Begin DATA SHOWN
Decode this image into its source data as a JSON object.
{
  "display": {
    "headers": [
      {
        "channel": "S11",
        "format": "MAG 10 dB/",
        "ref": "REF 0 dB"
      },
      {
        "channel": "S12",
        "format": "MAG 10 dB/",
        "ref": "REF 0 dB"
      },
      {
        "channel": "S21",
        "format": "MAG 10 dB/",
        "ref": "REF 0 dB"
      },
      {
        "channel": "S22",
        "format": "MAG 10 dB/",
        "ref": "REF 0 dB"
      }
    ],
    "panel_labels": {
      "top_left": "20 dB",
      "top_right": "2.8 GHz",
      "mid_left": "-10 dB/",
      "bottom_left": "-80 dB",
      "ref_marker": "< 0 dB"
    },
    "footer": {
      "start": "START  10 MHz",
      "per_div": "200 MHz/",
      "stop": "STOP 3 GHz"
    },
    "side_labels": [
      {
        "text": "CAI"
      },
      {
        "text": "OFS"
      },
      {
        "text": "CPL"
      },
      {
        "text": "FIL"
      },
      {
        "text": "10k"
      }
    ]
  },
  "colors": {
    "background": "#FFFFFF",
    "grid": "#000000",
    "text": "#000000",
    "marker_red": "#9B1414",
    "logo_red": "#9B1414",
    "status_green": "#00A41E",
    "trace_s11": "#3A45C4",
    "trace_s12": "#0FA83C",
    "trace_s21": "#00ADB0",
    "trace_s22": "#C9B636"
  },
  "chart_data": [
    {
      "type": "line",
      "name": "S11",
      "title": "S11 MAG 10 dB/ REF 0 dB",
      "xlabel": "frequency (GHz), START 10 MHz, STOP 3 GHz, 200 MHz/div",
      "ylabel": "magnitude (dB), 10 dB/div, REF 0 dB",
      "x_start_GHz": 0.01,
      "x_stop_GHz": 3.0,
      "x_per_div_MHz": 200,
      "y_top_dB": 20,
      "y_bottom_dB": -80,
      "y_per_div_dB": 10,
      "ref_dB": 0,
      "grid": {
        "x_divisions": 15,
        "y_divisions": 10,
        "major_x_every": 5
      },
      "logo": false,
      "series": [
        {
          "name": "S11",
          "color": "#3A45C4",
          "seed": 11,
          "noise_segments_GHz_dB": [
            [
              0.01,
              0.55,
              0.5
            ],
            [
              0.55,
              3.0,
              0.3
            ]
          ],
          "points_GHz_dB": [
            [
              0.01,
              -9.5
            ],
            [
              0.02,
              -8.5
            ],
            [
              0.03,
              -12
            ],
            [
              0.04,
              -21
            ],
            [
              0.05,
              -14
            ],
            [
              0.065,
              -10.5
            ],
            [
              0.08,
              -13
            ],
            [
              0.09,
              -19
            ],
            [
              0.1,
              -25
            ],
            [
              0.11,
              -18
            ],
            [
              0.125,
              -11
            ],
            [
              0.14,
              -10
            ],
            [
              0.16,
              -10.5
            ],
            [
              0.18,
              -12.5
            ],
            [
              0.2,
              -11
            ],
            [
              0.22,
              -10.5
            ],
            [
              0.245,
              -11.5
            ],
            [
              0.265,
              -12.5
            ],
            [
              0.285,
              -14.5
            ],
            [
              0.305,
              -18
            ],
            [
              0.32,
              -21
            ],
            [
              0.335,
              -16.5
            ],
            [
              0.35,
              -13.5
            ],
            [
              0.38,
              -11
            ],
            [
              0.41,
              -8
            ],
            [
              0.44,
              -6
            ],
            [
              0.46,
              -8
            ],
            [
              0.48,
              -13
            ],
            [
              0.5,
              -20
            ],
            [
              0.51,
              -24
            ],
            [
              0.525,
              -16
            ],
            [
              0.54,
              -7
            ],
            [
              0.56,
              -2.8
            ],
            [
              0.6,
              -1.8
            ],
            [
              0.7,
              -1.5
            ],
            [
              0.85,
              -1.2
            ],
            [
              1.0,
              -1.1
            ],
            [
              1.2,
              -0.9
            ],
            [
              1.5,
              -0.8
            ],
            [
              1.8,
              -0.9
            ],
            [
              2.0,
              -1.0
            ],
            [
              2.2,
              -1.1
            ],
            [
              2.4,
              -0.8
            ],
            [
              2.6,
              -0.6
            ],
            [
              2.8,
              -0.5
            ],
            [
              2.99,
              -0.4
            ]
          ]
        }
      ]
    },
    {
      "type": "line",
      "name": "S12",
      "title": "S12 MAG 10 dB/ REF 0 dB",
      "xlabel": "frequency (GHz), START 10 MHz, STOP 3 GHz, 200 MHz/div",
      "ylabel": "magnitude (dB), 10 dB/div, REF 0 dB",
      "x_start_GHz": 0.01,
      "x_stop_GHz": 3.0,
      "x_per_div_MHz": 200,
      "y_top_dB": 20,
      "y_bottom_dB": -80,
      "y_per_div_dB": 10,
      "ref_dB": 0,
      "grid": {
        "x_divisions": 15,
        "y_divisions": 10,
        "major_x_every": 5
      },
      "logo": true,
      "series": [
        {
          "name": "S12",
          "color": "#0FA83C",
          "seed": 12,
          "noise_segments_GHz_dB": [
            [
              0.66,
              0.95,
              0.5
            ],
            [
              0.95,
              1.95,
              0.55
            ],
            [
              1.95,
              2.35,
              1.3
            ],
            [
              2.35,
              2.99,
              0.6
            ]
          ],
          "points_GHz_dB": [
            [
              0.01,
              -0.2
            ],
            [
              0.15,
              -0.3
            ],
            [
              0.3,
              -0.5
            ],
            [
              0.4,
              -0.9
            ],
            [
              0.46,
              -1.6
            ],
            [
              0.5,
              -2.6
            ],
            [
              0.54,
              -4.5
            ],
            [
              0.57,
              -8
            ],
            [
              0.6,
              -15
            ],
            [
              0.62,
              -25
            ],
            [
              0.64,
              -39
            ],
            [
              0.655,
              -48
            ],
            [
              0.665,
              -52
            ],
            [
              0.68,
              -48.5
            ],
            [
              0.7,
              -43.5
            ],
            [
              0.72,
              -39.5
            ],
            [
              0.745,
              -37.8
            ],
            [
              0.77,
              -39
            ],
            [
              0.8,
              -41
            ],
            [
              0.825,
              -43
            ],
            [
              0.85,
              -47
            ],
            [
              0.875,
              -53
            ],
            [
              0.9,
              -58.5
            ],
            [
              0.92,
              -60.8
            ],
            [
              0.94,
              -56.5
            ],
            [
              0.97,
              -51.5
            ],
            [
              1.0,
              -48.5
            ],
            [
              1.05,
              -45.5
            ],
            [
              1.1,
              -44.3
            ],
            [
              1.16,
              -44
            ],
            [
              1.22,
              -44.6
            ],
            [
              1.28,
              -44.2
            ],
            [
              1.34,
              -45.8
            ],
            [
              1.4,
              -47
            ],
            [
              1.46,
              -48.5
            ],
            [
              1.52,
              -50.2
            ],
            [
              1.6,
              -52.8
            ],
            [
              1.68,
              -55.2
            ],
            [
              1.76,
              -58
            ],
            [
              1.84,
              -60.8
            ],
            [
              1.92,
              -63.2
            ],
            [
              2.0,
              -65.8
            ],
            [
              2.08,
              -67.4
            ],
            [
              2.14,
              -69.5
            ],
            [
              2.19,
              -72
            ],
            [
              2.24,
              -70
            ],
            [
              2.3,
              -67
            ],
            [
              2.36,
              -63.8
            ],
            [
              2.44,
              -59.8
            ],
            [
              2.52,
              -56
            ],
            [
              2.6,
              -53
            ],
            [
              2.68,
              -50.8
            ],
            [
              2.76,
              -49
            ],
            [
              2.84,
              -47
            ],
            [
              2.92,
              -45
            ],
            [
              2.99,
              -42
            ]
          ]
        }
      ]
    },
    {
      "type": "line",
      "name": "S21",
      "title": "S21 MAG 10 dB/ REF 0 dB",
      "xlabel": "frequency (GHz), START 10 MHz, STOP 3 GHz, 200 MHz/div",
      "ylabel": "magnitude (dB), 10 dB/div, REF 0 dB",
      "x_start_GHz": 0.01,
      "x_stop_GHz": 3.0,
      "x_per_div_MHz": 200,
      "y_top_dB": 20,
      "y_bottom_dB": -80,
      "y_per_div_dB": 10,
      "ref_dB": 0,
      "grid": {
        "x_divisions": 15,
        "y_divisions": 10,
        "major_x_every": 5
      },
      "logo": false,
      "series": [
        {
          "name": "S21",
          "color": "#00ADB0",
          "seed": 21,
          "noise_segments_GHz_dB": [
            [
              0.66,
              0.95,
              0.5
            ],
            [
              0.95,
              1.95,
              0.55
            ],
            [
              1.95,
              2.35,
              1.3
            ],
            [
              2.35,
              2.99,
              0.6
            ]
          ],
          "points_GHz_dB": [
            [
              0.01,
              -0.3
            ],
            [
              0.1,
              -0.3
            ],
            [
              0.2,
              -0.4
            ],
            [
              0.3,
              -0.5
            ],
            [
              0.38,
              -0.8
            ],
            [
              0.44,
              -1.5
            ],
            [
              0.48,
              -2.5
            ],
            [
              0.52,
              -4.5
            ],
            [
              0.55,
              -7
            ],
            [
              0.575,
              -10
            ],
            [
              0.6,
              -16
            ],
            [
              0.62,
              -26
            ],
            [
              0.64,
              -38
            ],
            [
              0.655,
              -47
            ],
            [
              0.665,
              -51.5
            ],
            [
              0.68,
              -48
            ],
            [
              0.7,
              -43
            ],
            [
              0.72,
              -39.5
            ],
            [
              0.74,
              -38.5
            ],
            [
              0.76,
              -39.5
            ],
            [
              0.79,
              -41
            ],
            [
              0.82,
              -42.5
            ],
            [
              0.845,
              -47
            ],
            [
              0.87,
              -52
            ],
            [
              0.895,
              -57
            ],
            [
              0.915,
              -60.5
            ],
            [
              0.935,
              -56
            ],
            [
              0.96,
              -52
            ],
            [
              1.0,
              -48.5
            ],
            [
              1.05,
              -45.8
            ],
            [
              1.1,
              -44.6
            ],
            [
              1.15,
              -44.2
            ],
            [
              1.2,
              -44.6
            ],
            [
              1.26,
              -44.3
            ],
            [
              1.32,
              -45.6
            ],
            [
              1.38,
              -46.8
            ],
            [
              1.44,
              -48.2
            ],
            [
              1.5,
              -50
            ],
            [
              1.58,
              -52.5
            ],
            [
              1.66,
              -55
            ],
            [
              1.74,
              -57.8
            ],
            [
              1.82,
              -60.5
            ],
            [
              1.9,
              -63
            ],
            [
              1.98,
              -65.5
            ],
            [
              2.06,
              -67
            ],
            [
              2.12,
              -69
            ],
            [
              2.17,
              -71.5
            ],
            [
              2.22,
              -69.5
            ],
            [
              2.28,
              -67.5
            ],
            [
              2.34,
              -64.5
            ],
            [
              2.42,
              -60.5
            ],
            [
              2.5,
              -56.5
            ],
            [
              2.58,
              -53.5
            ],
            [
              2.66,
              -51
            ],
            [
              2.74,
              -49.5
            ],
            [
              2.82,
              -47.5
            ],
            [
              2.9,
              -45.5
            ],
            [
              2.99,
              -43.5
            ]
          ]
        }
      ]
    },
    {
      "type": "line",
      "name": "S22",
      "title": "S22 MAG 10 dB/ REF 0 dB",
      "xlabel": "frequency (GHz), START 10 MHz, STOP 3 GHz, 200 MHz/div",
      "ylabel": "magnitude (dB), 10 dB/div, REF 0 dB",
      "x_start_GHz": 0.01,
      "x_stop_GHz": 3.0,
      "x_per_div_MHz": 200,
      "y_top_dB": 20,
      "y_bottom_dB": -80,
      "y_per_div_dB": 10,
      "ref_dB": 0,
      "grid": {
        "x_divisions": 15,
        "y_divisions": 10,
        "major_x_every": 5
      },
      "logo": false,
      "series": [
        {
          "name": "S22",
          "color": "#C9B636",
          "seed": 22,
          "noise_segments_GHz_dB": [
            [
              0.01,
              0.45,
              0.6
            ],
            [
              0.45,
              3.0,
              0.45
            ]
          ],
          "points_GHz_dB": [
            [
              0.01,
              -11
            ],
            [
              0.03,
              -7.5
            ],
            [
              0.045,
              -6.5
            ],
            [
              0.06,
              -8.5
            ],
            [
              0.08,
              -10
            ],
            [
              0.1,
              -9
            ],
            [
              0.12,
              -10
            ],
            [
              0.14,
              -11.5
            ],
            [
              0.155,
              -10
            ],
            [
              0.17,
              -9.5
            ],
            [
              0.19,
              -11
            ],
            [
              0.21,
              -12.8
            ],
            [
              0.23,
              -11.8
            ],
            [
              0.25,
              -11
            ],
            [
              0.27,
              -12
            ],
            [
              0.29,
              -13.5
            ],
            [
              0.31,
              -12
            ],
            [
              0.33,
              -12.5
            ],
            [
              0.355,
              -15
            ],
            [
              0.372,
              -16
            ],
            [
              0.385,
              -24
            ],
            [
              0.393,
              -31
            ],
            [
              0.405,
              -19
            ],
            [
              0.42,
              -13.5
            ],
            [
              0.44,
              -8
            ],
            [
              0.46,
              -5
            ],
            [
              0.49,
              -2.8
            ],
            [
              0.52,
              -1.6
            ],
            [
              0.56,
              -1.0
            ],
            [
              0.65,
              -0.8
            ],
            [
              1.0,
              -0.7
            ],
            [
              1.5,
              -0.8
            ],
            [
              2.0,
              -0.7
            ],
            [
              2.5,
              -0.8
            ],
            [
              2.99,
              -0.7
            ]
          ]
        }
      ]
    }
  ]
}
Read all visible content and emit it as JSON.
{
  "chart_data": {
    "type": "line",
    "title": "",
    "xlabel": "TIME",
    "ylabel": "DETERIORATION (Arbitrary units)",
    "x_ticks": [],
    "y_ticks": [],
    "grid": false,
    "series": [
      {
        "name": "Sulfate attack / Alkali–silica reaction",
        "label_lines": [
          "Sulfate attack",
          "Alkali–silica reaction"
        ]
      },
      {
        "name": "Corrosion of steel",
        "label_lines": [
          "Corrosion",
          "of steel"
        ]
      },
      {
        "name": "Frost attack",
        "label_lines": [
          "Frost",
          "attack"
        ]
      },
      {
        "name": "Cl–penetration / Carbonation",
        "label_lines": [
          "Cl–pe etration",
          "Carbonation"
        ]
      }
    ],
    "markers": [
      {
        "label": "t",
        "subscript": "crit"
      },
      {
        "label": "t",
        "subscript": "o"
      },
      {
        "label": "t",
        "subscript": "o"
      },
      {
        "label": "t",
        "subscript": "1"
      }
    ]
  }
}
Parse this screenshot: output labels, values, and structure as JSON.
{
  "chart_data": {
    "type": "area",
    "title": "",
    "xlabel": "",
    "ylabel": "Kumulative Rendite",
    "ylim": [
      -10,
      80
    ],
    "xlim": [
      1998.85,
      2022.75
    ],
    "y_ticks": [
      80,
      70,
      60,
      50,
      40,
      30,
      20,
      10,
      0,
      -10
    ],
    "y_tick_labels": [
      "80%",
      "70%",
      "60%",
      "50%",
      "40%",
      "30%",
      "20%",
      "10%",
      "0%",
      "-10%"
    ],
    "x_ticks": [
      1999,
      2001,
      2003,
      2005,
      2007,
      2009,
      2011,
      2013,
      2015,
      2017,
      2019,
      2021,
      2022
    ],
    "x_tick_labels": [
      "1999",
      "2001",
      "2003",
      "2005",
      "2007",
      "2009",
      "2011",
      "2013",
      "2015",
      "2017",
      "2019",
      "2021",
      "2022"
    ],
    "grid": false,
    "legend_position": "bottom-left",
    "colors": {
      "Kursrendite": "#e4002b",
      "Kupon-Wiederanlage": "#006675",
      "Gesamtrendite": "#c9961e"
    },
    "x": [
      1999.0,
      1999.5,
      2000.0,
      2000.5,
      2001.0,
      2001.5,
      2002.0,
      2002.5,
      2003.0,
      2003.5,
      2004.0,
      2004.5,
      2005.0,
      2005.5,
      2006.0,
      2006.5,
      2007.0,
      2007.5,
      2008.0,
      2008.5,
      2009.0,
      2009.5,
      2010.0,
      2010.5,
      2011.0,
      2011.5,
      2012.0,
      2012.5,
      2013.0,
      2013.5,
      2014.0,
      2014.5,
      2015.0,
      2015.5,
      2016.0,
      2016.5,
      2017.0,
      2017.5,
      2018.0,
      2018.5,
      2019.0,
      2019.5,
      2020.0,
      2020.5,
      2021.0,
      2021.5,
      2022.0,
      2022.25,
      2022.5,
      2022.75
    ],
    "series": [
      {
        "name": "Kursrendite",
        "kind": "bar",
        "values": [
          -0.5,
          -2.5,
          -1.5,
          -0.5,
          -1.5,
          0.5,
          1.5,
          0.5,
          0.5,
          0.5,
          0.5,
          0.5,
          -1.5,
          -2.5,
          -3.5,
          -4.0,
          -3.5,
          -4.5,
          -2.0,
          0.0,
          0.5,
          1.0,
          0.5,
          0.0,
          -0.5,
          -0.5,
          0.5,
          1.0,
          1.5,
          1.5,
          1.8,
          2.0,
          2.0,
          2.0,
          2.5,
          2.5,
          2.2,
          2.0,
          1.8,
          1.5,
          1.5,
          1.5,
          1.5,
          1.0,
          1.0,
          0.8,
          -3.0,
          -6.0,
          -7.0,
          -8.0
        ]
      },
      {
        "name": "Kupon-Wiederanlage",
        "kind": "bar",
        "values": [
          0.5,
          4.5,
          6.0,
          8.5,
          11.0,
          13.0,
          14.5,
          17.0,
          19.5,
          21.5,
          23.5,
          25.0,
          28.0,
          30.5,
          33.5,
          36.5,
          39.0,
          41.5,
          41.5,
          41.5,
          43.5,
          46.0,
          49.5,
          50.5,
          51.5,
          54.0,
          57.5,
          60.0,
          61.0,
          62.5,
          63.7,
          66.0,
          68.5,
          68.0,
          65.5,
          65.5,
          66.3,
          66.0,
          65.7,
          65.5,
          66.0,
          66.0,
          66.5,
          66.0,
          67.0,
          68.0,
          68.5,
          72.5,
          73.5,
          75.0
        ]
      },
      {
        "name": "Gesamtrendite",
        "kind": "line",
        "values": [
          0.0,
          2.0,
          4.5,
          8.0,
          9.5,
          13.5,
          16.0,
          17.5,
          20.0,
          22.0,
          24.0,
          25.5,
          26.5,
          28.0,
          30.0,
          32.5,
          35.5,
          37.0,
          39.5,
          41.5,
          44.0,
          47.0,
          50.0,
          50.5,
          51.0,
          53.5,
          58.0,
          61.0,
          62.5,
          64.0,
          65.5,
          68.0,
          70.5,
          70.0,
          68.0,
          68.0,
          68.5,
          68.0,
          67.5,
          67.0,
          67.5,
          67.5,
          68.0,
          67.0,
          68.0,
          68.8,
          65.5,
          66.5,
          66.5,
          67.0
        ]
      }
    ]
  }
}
End DATA SHOWN
▶ EXERCISE BRIEF: Only lines that contain the word "text" are wanted; copy each of them.

▶ COMPLETE OUTPUT:
        "text": "CAI"
        "text": "OFS"
        "text": "CPL"
        "text": "FIL"
        "text": "10k"
    "text": "#000000",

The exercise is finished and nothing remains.